### Problem details
Repeat the records below exactly.

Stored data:
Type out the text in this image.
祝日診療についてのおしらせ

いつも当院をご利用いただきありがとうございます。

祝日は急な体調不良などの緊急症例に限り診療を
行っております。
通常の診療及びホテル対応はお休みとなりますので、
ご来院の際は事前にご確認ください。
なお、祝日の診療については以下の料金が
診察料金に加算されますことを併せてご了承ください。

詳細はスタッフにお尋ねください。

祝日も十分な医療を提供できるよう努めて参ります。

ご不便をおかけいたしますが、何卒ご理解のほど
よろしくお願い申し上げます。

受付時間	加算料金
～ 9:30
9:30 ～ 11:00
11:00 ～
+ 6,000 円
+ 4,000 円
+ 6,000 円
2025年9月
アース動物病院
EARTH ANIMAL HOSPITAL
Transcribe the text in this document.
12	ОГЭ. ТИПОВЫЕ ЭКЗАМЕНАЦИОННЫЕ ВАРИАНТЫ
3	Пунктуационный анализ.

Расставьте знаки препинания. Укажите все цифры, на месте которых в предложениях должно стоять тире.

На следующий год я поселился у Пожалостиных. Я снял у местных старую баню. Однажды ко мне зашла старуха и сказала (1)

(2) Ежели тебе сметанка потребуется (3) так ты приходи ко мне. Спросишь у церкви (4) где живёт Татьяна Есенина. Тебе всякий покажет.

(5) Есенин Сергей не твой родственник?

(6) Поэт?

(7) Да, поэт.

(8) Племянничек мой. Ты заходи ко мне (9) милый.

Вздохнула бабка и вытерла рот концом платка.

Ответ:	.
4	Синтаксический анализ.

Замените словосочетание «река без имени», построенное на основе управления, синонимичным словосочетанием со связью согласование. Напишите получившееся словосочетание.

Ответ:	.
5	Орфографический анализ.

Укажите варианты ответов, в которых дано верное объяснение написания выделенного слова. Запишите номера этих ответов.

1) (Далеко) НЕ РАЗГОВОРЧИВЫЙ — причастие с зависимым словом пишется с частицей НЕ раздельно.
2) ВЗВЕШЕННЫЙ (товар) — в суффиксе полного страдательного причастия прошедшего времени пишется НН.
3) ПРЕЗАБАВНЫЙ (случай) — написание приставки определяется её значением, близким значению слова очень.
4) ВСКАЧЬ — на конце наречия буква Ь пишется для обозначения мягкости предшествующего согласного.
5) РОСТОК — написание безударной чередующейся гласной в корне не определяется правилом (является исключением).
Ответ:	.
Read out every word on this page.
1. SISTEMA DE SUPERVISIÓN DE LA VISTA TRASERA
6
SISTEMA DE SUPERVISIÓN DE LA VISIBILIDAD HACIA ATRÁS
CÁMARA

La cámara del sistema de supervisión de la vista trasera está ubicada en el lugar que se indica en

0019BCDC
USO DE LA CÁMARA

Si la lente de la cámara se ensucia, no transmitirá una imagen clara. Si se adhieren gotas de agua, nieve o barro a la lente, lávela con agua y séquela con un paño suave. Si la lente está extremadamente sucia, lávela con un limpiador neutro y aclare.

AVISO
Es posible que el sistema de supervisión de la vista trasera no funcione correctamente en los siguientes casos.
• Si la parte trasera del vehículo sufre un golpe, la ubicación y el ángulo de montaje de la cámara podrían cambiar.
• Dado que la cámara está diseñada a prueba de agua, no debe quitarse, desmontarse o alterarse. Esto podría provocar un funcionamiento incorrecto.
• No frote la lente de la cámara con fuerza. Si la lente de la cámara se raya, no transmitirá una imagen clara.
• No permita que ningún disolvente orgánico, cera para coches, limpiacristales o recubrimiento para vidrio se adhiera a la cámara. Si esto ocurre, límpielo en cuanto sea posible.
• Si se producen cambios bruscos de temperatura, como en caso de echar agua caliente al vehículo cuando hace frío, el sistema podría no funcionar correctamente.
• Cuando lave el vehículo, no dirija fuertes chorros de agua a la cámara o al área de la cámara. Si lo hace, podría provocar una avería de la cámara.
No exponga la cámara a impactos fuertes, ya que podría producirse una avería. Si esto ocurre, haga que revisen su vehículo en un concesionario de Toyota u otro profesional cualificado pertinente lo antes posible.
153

### Final result
Type out the text in this image.
祝日診療についてのおしらせ

いつも当院をご利用いただきありがとうございます。

祝日は急な体調不良などの緊急症例に限り診療を
行っております。
通常の診療及びホテル対応はお休みとなりますので、
ご来院の際は事前にご確認ください。
なお、祝日の診療については以下の料金が
診察料金に加算されますことを併せてご了承ください。

詳細はスタッフにお尋ねください。

祝日も十分な医療を提供できるよう努めて参ります。

ご不便をおかけいたしますが、何卒ご理解のほど
よろしくお願い申し上げます。

受付時間	加算料金
～ 9:30
9:30 ～ 11:00
11:00 ～
+ 6,000 円
+ 4,000 円
+ 6,000 円
2025年9月
アース動物病院
EARTH ANIMAL HOSPITAL
Transcribe the text in this document.
12	ОГЭ. ТИПОВЫЕ ЭКЗАМЕНАЦИОННЫЕ ВАРИАНТЫ
3	Пунктуационный анализ.

Расставьте знаки препинания. Укажите все цифры, на месте которых в предложениях должно стоять тире.

На следующий год я поселился у Пожалостиных. Я снял у местных старую баню. Однажды ко мне зашла старуха и сказала (1)

(2) Ежели тебе сметанка потребуется (3) так ты приходи ко мне. Спросишь у церкви (4) где живёт Татьяна Есенина. Тебе всякий покажет.

(5) Есенин Сергей не твой родственник?

(6) Поэт?

(7) Да, поэт.

(8) Племянничек мой. Ты заходи ко мне (9) милый.

Вздохнула бабка и вытерла рот концом платка.

Ответ:	.
4	Синтаксический анализ.

Замените словосочетание «река без имени», построенное на основе управления, синонимичным словосочетанием со связью согласование. Напишите получившееся словосочетание.

Ответ:	.
5	Орфографический анализ.

Укажите варианты ответов, в которых дано верное объяснение написания выделенного слова. Запишите номера этих ответов.

1) (Далеко) НЕ РАЗГОВОРЧИВЫЙ — причастие с зависимым словом пишется с частицей НЕ раздельно.
2) ВЗВЕШЕННЫЙ (товар) — в суффиксе полного страдательного причастия прошедшего времени пишется НН.
3) ПРЕЗАБАВНЫЙ (случай) — написание приставки определяется её значением, близким значению слова очень.
4) ВСКАЧЬ — на конце наречия буква Ь пишется для обозначения мягкости предшествующего согласного.
5) РОСТОК — написание безударной чередующейся гласной в корне не определяется правилом (является исключением).
Ответ:	.
Read out every word on this page.
1. SISTEMA DE SUPERVISIÓN DE LA VISTA TRASERA
6
SISTEMA DE SUPERVISIÓN DE LA VISIBILIDAD HACIA ATRÁS
CÁMARA

La cámara del sistema de supervisión de la vista trasera está ubicada en el lugar que se indica en

0019BCDC
USO DE LA CÁMARA

Si la lente de la cámara se ensucia, no transmitirá una imagen clara. Si se adhieren gotas de agua, nieve o barro a la lente, lávela con agua y séquela con un paño suave. Si la lente está extremadamente sucia, lávela con un limpiador neutro y aclare.

AVISO
Es posible que el sistema de supervisión de la vista trasera no funcione correctamente en los siguientes casos.
• Si la parte trasera del vehículo sufre un golpe, la ubicación y el ángulo de montaje de la cámara podrían cambiar.
• Dado que la cámara está diseñada a prueba de agua, no debe quitarse, desmontarse o alterarse. Esto podría provocar un funcionamiento incorrecto.
• No frote la lente de la cámara con fuerza. Si la lente de la cámara se raya, no transmitirá una imagen clara.
• No permita que ningún disolvente orgánico, cera para coches, limpiacristales o recubrimiento para vidrio se adhiera a la cámara. Si esto ocurre, límpielo en cuanto sea posible.
• Si se producen cambios bruscos de temperatura, como en caso de echar agua caliente al vehículo cuando hace frío, el sistema podría no funcionar correctamente.
• Cuando lave el vehículo, no dirija fuertes chorros de agua a la cámara o al área de la cámara. Si lo hace, podría provocar una avería de la cámara.
No exponga la cámara a impactos fuertes, ya que podría producirse una avería. Si esto ocurre, haga que revisen su vehículo en un concesionario de Toyota u otro profesional cualificado pertinente lo antes posible.
153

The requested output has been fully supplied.